TASK → Can you reproduce every line of the records below character for character, leaving out the pictures?

SUPPLIED DATA →

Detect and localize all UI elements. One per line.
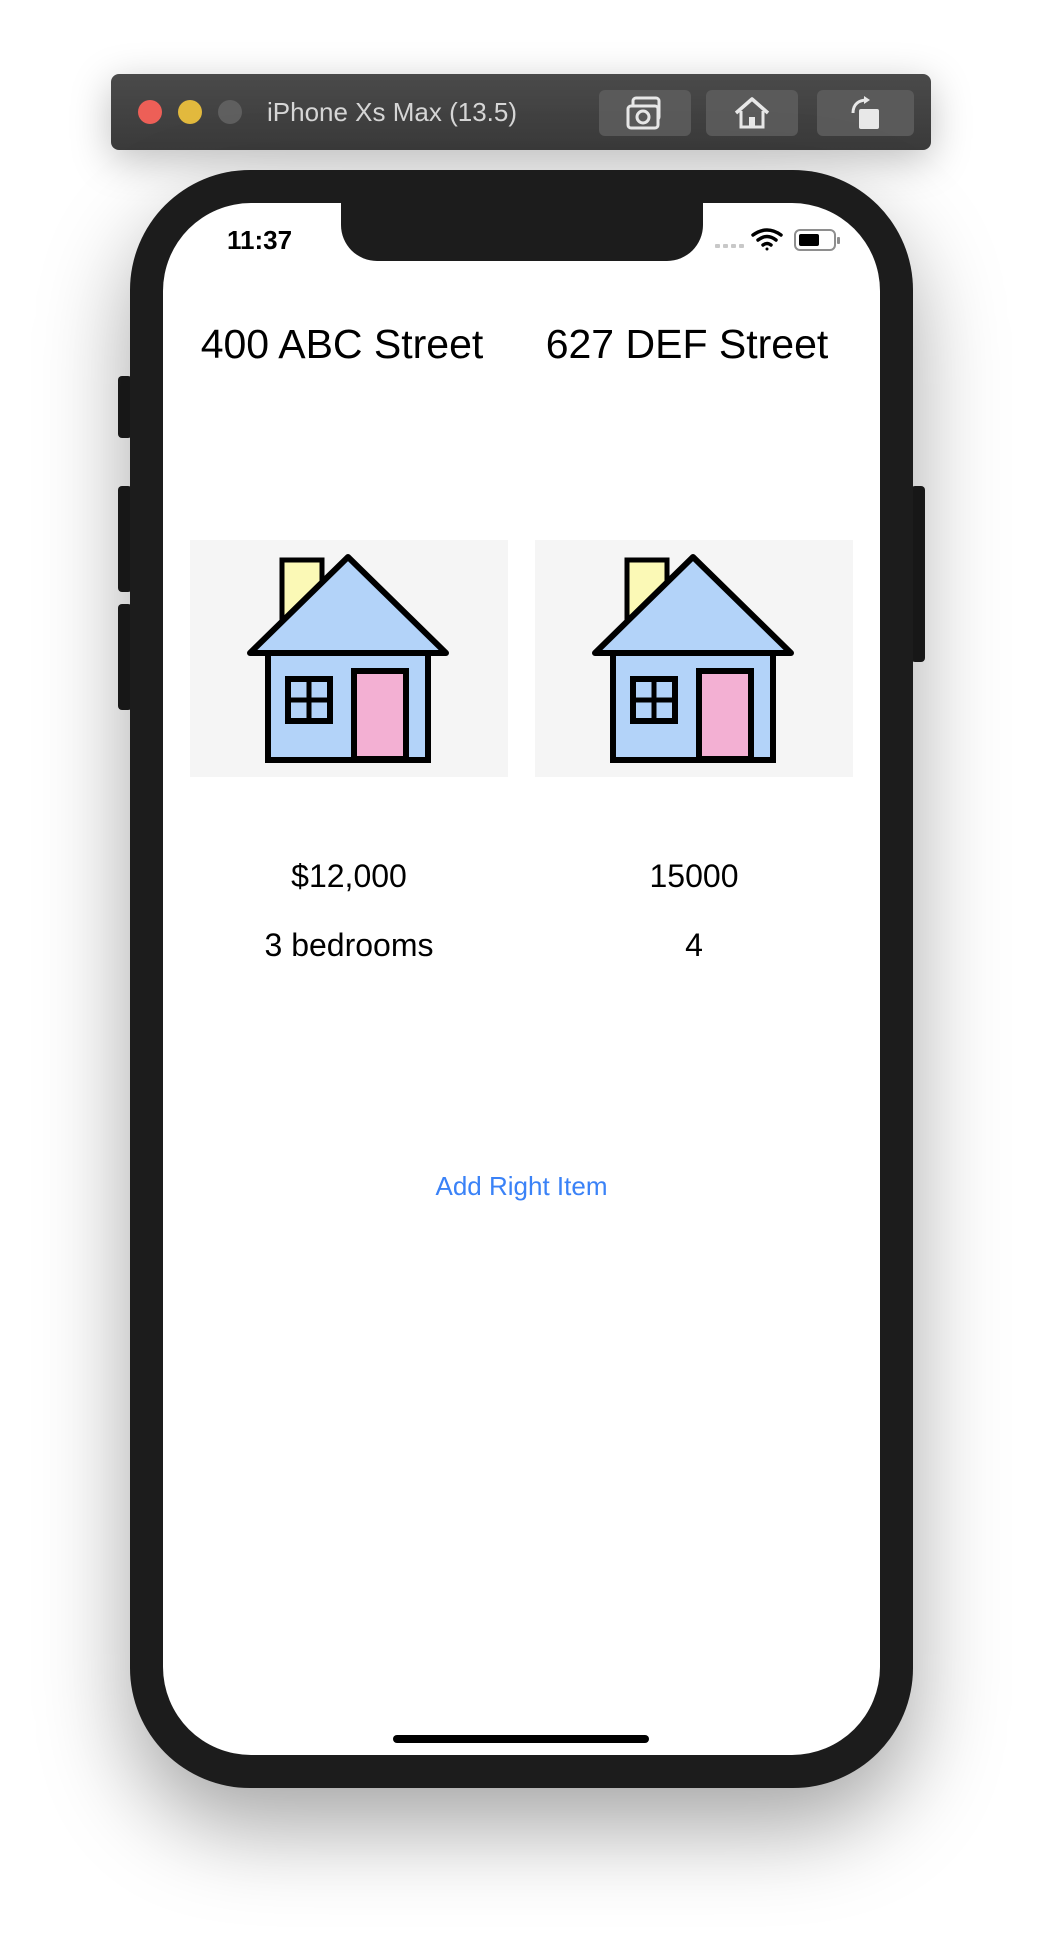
simulator-title: iPhone Xs Max (13.5) [267,97,518,127]
status-time: 11:37 [227,225,293,255]
left-listing-address: 400 ABC Street [200,321,484,367]
right-listing-price: 15000 [649,858,739,894]
right-listing-address: 627 DEF Street [545,321,829,367]
house-icon [592,554,794,763]
device-screen: 11:37 400 ABC Street $12,000 3 bedrooms … [163,203,880,1755]
left-listing-image [190,540,508,777]
zoom-window-button[interactable] [218,100,242,124]
status-icons [715,228,840,251]
screenshot-icon [626,96,661,130]
minimize-window-button[interactable] [178,100,202,124]
screenshot-button[interactable] [599,90,691,136]
notch [341,203,703,261]
wifi-icon [751,228,783,251]
stage: iPhone Xs Max (13.5) 11:37 400 ABC Stree… [0,0,1042,1938]
right-listing-image [535,540,853,777]
home-button[interactable] [706,90,798,136]
close-window-button[interactable] [138,100,162,124]
house-icon [247,554,449,763]
home-icon [734,97,770,129]
cellular-signal-icon [715,244,744,248]
simulator-title-bar: iPhone Xs Max (13.5) [111,74,931,150]
power-button [911,486,925,662]
home-indicator[interactable] [393,1735,649,1743]
left-listing-price: $12,000 [291,858,407,894]
rotate-button[interactable] [817,90,914,136]
right-listing-bedrooms: 4 [685,927,703,963]
left-listing-bedrooms: 3 bedrooms [264,927,434,963]
rotate-icon [851,96,879,129]
battery-icon [794,229,840,251]
add-right-item-button[interactable]: Add Right Item [163,1171,880,1202]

SOLUTION →
Detect and localize all UI elements. One per line.
simulator-title: iPhone Xs Max (13.5) [267,97,518,127]
status-time: 11:37 [227,225,293,255]
left-listing-address: 400 ABC Street [200,321,484,367]
right-listing-price: 15000 [649,858,739,894]
right-listing-address: 627 DEF Street [545,321,829,367]
house-icon [592,554,794,763]
device-screen: 11:37 400 ABC Street $12,000 3 bedrooms … [163,203,880,1755]
left-listing-image [190,540,508,777]
zoom-window-button[interactable] [218,100,242,124]
status-icons [715,228,840,251]
screenshot-icon [626,96,661,130]
minimize-window-button[interactable] [178,100,202,124]
screenshot-button[interactable] [599,90,691,136]
notch [341,203,703,261]
wifi-icon [751,228,783,251]
stage: iPhone Xs Max (13.5) 11:37 400 ABC Stree… [0,0,1042,1938]
right-listing-image [535,540,853,777]
home-button[interactable] [706,90,798,136]
close-window-button[interactable] [138,100,162,124]
house-icon [247,554,449,763]
home-icon [734,97,770,129]
cellular-signal-icon [715,244,744,248]
simulator-title-bar: iPhone Xs Max (13.5) [111,74,931,150]
power-button [911,486,925,662]
home-indicator[interactable] [393,1735,649,1743]
left-listing-price: $12,000 [291,858,407,894]
rotate-button[interactable] [817,90,914,136]
right-listing-bedrooms: 4 [685,927,703,963]
left-listing-bedrooms: 3 bedrooms [264,927,434,963]
rotate-icon [851,96,879,129]
battery-icon [794,229,840,251]
add-right-item-button[interactable]: Add Right Item [163,1171,880,1202]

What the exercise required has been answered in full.